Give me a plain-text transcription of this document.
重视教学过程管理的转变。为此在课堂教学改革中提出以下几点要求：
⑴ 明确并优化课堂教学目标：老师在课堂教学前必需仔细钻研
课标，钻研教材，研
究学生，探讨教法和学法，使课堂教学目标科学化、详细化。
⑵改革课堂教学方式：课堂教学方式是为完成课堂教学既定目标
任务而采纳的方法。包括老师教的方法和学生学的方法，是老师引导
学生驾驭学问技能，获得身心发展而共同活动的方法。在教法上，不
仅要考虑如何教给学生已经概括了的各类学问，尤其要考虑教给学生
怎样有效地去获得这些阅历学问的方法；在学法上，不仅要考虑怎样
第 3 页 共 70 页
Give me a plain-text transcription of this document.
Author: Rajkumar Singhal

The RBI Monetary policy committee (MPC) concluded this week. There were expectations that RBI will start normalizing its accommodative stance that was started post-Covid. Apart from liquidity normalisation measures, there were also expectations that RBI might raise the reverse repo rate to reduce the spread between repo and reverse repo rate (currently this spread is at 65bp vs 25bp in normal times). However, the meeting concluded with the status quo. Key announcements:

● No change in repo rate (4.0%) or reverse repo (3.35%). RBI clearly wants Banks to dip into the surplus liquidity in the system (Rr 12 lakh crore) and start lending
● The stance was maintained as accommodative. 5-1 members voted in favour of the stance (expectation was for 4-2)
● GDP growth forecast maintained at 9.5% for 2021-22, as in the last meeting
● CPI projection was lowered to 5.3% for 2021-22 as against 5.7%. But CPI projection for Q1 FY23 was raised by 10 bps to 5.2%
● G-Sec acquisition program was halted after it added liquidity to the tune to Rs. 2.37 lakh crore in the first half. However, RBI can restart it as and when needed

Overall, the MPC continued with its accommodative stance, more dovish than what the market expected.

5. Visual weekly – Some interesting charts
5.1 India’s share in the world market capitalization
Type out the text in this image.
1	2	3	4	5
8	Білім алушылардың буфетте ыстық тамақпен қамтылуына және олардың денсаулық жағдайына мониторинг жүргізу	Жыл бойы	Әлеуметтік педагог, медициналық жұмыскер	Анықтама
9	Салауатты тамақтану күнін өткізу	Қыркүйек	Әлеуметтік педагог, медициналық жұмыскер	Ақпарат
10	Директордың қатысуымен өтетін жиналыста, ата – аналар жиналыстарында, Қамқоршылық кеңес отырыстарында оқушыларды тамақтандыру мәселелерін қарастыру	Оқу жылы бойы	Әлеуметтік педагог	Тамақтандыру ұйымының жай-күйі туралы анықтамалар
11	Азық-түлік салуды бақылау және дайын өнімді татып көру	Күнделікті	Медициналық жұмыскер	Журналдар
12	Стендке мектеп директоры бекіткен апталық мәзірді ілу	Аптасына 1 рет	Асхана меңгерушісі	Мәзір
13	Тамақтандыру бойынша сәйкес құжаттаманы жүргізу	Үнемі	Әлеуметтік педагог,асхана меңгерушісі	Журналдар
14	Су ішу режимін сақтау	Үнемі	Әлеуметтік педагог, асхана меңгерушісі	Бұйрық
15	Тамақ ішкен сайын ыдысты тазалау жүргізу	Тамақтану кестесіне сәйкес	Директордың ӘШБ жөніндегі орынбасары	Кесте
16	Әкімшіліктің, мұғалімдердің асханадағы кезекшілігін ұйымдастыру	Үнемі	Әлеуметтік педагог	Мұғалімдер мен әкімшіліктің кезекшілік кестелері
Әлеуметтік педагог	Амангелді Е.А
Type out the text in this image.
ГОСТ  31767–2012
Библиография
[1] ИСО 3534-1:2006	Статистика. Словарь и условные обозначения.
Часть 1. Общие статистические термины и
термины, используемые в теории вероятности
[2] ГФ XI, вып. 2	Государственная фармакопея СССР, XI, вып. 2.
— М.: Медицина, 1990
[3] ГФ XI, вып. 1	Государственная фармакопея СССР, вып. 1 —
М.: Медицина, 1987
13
++++++++++
Exercise requirements = Copy out every line of the data above, exactly as given.

Worked solution =
Give me a plain-text transcription of this document.
重视教学过程管理的转变。为此在课堂教学改革中提出以下几点要求：
⑴ 明确并优化课堂教学目标：老师在课堂教学前必需仔细钻研
课标，钻研教材，研
究学生，探讨教法和学法，使课堂教学目标科学化、详细化。
⑵改革课堂教学方式：课堂教学方式是为完成课堂教学既定目标
任务而采纳的方法。包括老师教的方法和学生学的方法，是老师引导
学生驾驭学问技能，获得身心发展而共同活动的方法。在教法上，不
仅要考虑如何教给学生已经概括了的各类学问，尤其要考虑教给学生
怎样有效地去获得这些阅历学问的方法；在学法上，不仅要考虑怎样
第 3 页 共 70 页
Give me a plain-text transcription of this document.
Author: Rajkumar Singhal

The RBI Monetary policy committee (MPC) concluded this week. There were expectations that RBI will start normalizing its accommodative stance that was started post-Covid. Apart from liquidity normalisation measures, there were also expectations that RBI might raise the reverse repo rate to reduce the spread between repo and reverse repo rate (currently this spread is at 65bp vs 25bp in normal times). However, the meeting concluded with the status quo. Key announcements:

● No change in repo rate (4.0%) or reverse repo (3.35%). RBI clearly wants Banks to dip into the surplus liquidity in the system (Rr 12 lakh crore) and start lending
● The stance was maintained as accommodative. 5-1 members voted in favour of the stance (expectation was for 4-2)
● GDP growth forecast maintained at 9.5% for 2021-22, as in the last meeting
● CPI projection was lowered to 5.3% for 2021-22 as against 5.7%. But CPI projection for Q1 FY23 was raised by 10 bps to 5.2%
● G-Sec acquisition program was halted after it added liquidity to the tune to Rs. 2.37 lakh crore in the first half. However, RBI can restart it as and when needed

Overall, the MPC continued with its accommodative stance, more dovish than what the market expected.

5. Visual weekly – Some interesting charts
5.1 India’s share in the world market capitalization
Type out the text in this image.
1	2	3	4	5
8	Білім алушылардың буфетте ыстық тамақпен қамтылуына және олардың денсаулық жағдайына мониторинг жүргізу	Жыл бойы	Әлеуметтік педагог, медициналық жұмыскер	Анықтама
9	Салауатты тамақтану күнін өткізу	Қыркүйек	Әлеуметтік педагог, медициналық жұмыскер	Ақпарат
10	Директордың қатысуымен өтетін жиналыста, ата – аналар жиналыстарында, Қамқоршылық кеңес отырыстарында оқушыларды тамақтандыру мәселелерін қарастыру	Оқу жылы бойы	Әлеуметтік педагог	Тамақтандыру ұйымының жай-күйі туралы анықтамалар
11	Азық-түлік салуды бақылау және дайын өнімді татып көру	Күнделікті	Медициналық жұмыскер	Журналдар
12	Стендке мектеп директоры бекіткен апталық мәзірді ілу	Аптасына 1 рет	Асхана меңгерушісі	Мәзір
13	Тамақтандыру бойынша сәйкес құжаттаманы жүргізу	Үнемі	Әлеуметтік педагог,асхана меңгерушісі	Журналдар
14	Су ішу режимін сақтау	Үнемі	Әлеуметтік педагог, асхана меңгерушісі	Бұйрық
15	Тамақ ішкен сайын ыдысты тазалау жүргізу	Тамақтану кестесіне сәйкес	Директордың ӘШБ жөніндегі орынбасары	Кесте
16	Әкімшіліктің, мұғалімдердің асханадағы кезекшілігін ұйымдастыру	Үнемі	Әлеуметтік педагог	Мұғалімдер мен әкімшіліктің кезекшілік кестелері
Әлеуметтік педагог	Амангелді Е.А
Type out the text in this image.
ГОСТ  31767–2012
Библиография
[1] ИСО 3534-1:2006	Статистика. Словарь и условные обозначения.
Часть 1. Общие статистические термины и
термины, используемые в теории вероятности
[2] ГФ XI, вып. 2	Государственная фармакопея СССР, XI, вып. 2.
— М.: Медицина, 1990
[3] ГФ XI, вып. 1	Государственная фармакопея СССР, вып. 1 —
М.: Медицина, 1987
13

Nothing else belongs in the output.